> EXERCISE GOAL
Repeat each record below exactly as given.

> LISTED ENTRIES
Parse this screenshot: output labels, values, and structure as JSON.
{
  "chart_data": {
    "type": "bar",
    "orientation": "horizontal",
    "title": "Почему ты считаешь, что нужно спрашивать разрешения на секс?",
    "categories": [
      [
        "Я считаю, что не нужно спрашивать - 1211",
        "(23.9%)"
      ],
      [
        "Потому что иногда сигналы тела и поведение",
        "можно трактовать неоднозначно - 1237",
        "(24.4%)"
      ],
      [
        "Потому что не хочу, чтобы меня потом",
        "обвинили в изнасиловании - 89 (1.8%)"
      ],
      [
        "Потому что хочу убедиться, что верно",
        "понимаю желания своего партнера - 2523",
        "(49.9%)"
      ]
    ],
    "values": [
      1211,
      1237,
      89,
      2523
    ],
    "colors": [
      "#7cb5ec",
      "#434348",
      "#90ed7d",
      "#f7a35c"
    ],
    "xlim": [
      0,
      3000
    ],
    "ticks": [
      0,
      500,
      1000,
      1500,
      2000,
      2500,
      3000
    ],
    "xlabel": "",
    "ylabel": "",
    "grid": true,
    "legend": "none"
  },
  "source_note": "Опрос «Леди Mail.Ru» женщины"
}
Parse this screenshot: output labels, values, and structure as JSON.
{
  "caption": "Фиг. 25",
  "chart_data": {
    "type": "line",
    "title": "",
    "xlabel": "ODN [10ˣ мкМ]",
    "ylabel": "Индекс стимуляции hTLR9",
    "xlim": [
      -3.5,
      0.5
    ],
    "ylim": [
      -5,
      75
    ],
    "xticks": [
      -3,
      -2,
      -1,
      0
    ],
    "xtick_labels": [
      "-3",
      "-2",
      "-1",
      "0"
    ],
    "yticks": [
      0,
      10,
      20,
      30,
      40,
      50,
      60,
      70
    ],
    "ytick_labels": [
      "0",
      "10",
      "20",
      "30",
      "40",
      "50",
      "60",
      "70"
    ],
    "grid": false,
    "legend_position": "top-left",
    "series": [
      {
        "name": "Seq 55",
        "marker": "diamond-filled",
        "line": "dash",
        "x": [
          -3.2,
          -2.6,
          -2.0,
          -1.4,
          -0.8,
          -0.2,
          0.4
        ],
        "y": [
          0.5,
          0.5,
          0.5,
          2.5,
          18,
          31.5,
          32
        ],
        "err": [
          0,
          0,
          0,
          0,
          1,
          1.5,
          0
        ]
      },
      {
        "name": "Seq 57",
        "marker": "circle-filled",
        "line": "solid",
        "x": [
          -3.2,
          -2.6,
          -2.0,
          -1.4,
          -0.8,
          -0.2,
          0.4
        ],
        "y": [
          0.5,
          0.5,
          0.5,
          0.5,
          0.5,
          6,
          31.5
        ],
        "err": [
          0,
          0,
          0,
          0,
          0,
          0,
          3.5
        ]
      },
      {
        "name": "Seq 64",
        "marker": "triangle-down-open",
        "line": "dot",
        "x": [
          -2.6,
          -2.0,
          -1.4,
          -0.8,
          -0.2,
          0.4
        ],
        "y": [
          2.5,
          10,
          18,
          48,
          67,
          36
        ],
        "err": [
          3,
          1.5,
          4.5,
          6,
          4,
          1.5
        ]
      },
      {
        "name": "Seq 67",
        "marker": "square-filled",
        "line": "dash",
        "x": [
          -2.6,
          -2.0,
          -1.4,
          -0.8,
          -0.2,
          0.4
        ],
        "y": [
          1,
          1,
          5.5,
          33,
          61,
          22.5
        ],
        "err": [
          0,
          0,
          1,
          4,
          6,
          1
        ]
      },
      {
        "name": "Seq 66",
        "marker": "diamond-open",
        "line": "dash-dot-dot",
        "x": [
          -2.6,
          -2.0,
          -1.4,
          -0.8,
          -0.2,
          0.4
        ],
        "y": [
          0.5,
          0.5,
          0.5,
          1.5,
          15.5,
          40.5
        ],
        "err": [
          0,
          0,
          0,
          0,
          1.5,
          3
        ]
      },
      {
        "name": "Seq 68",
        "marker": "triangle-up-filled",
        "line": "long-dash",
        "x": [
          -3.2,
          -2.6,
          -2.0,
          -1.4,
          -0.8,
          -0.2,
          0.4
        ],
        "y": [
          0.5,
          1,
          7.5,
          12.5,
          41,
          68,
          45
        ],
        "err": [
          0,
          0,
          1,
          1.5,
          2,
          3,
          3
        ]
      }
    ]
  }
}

> CORRECT ANSWER
Parse this screenshot: output labels, values, and structure as JSON.
{
  "chart_data": {
    "type": "bar",
    "orientation": "horizontal",
    "title": "Почему ты считаешь, что нужно спрашивать разрешения на секс?",
    "categories": [
      [
        "Я считаю, что не нужно спрашивать - 1211",
        "(23.9%)"
      ],
      [
        "Потому что иногда сигналы тела и поведение",
        "можно трактовать неоднозначно - 1237",
        "(24.4%)"
      ],
      [
        "Потому что не хочу, чтобы меня потом",
        "обвинили в изнасиловании - 89 (1.8%)"
      ],
      [
        "Потому что хочу убедиться, что верно",
        "понимаю желания своего партнера - 2523",
        "(49.9%)"
      ]
    ],
    "values": [
      1211,
      1237,
      89,
      2523
    ],
    "colors": [
      "#7cb5ec",
      "#434348",
      "#90ed7d",
      "#f7a35c"
    ],
    "xlim": [
      0,
      3000
    ],
    "ticks": [
      0,
      500,
      1000,
      1500,
      2000,
      2500,
      3000
    ],
    "xlabel": "",
    "ylabel": "",
    "grid": true,
    "legend": "none"
  },
  "source_note": "Опрос «Леди Mail.Ru» женщины"
}
Parse this screenshot: output labels, values, and structure as JSON.
{
  "caption": "Фиг. 25",
  "chart_data": {
    "type": "line",
    "title": "",
    "xlabel": "ODN [10ˣ мкМ]",
    "ylabel": "Индекс стимуляции hTLR9",
    "xlim": [
      -3.5,
      0.5
    ],
    "ylim": [
      -5,
      75
    ],
    "xticks": [
      -3,
      -2,
      -1,
      0
    ],
    "xtick_labels": [
      "-3",
      "-2",
      "-1",
      "0"
    ],
    "yticks": [
      0,
      10,
      20,
      30,
      40,
      50,
      60,
      70
    ],
    "ytick_labels": [
      "0",
      "10",
      "20",
      "30",
      "40",
      "50",
      "60",
      "70"
    ],
    "grid": false,
    "legend_position": "top-left",
    "series": [
      {
        "name": "Seq 55",
        "marker": "diamond-filled",
        "line": "dash",
        "x": [
          -3.2,
          -2.6,
          -2.0,
          -1.4,
          -0.8,
          -0.2,
          0.4
        ],
        "y": [
          0.5,
          0.5,
          0.5,
          2.5,
          18,
          31.5,
          32
        ],
        "err": [
          0,
          0,
          0,
          0,
          1,
          1.5,
          0
        ]
      },
      {
        "name": "Seq 57",
        "marker": "circle-filled",
        "line": "solid",
        "x": [
          -3.2,
          -2.6,
          -2.0,
          -1.4,
          -0.8,
          -0.2,
          0.4
        ],
        "y": [
          0.5,
          0.5,
          0.5,
          0.5,
          0.5,
          6,
          31.5
        ],
        "err": [
          0,
          0,
          0,
          0,
          0,
          0,
          3.5
        ]
      },
      {
        "name": "Seq 64",
        "marker": "triangle-down-open",
        "line": "dot",
        "x": [
          -2.6,
          -2.0,
          -1.4,
          -0.8,
          -0.2,
          0.4
        ],
        "y": [
          2.5,
          10,
          18,
          48,
          67,
          36
        ],
        "err": [
          3,
          1.5,
          4.5,
          6,
          4,
          1.5
        ]
      },
      {
        "name": "Seq 67",
        "marker": "square-filled",
        "line": "dash",
        "x": [
          -2.6,
          -2.0,
          -1.4,
          -0.8,
          -0.2,
          0.4
        ],
        "y": [
          1,
          1,
          5.5,
          33,
          61,
          22.5
        ],
        "err": [
          0,
          0,
          1,
          4,
          6,
          1
        ]
      },
      {
        "name": "Seq 66",
        "marker": "diamond-open",
        "line": "dash-dot-dot",
        "x": [
          -2.6,
          -2.0,
          -1.4,
          -0.8,
          -0.2,
          0.4
        ],
        "y": [
          0.5,
          0.5,
          0.5,
          1.5,
          15.5,
          40.5
        ],
        "err": [
          0,
          0,
          0,
          0,
          1.5,
          3
        ]
      },
      {
        "name": "Seq 68",
        "marker": "triangle-up-filled",
        "line": "long-dash",
        "x": [
          -3.2,
          -2.6,
          -2.0,
          -1.4,
          -0.8,
          -0.2,
          0.4
        ],
        "y": [
          0.5,
          1,
          7.5,
          12.5,
          41,
          68,
          45
        ],
        "err": [
          0,
          0,
          1,
          1.5,
          2,
          3,
          3
        ]
      }
    ]
  }
}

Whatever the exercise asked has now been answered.